§ **TASK INSTRUCTIONS**:
Among the lines below, list those containing the string "label".

(Data excerpts)
==================================================

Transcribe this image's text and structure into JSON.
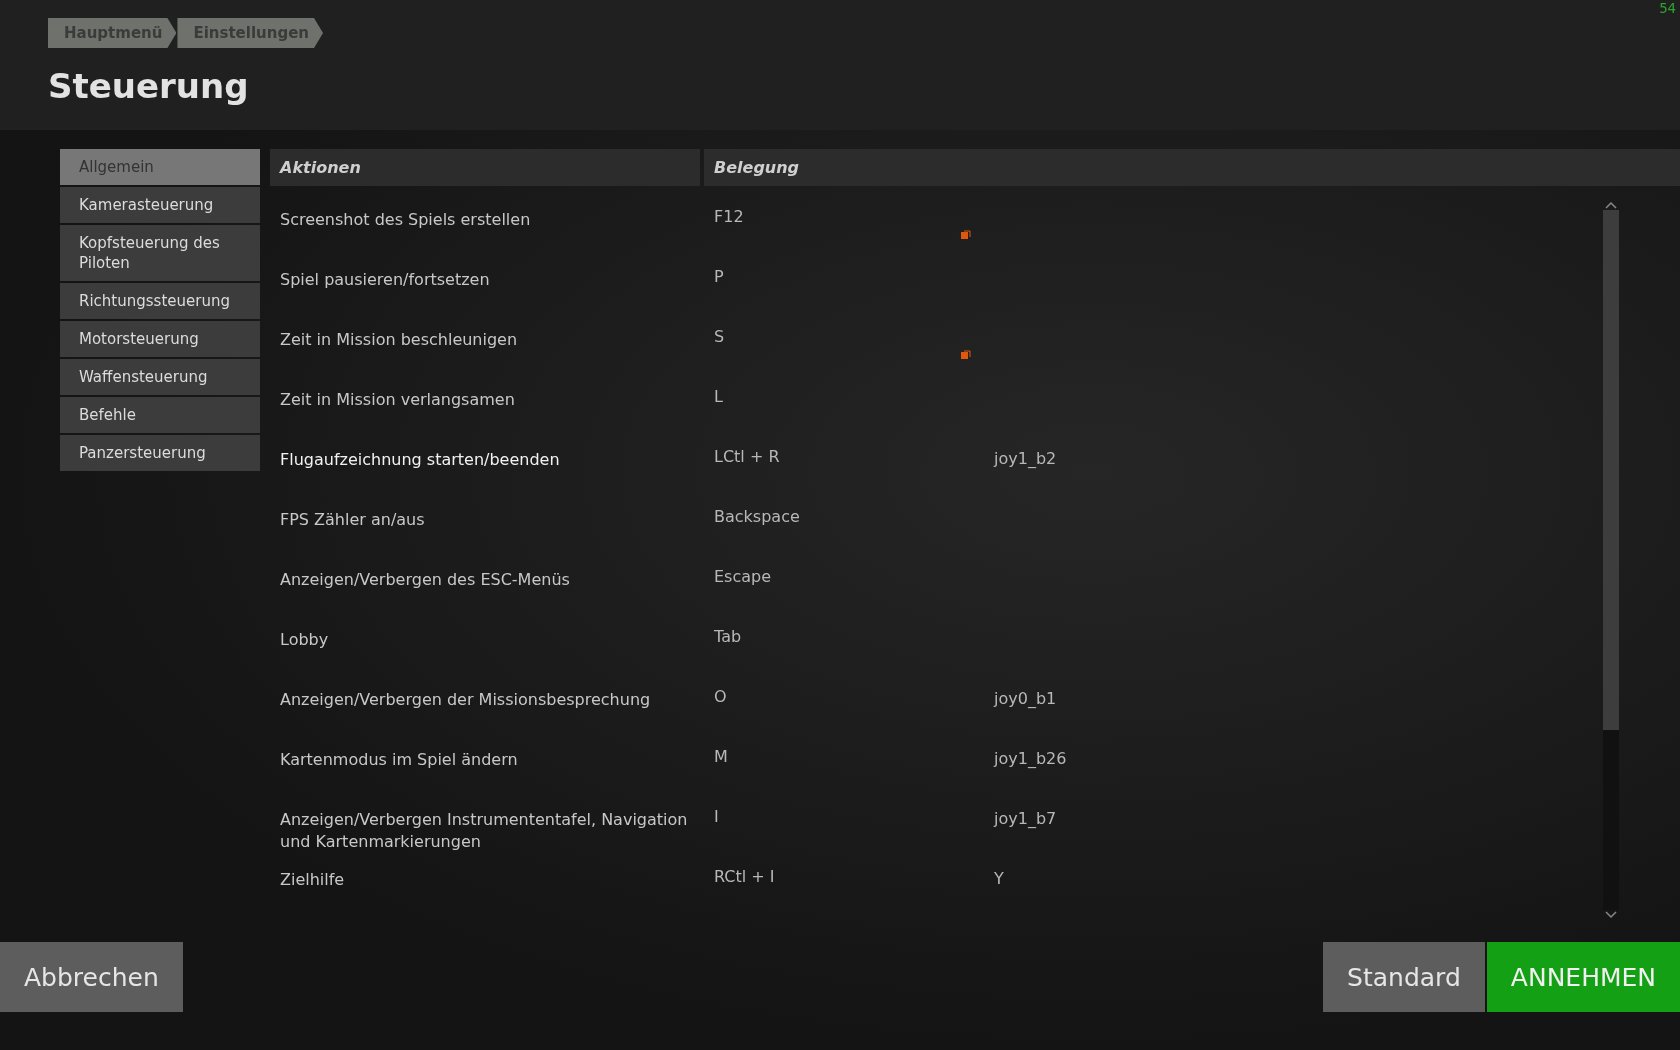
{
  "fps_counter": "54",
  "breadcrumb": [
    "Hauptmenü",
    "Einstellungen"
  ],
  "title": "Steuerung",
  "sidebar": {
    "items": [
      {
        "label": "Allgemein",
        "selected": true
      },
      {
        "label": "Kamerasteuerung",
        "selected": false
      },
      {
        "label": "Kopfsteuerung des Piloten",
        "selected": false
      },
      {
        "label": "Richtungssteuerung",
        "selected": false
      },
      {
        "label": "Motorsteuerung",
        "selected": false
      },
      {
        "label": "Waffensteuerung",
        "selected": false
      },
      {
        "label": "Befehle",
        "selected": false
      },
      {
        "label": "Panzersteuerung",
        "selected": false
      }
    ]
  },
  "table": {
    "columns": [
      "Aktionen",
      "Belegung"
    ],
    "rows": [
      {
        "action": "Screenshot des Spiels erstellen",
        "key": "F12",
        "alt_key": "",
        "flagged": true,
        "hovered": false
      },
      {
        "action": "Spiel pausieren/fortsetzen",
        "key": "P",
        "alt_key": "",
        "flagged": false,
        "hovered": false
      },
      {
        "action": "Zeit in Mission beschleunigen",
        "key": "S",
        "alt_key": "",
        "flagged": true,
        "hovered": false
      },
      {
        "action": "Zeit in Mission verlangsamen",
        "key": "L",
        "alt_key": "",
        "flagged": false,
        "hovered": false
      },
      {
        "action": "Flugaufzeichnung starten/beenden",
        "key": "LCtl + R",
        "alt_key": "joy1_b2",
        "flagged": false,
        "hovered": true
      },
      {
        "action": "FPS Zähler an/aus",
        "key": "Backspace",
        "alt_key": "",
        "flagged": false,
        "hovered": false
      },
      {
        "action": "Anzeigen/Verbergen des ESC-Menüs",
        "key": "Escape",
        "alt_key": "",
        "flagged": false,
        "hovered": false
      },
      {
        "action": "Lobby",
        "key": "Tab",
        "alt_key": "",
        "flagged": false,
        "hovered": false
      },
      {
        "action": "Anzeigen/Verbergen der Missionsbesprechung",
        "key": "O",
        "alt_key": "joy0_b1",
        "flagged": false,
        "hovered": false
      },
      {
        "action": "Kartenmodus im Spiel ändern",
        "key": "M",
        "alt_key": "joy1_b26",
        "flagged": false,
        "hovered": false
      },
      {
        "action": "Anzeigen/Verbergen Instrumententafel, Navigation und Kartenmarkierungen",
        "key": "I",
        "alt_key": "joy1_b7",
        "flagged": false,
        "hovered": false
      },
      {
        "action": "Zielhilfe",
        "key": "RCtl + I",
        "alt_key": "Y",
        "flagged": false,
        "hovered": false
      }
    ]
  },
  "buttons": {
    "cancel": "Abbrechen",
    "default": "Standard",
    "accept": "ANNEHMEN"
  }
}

==================================================

§ **SOLUTION TO THIS PROBLEM**:
        "label": "Allgemein",
        "label": "Kamerasteuerung",
        "label": "Kopfsteuerung des Piloten",
        "label": "Richtungssteuerung",
        "label": "Motorsteuerung",
        "label": "Waffensteuerung",
        "label": "Befehle",
        "label": "Panzersteuerung",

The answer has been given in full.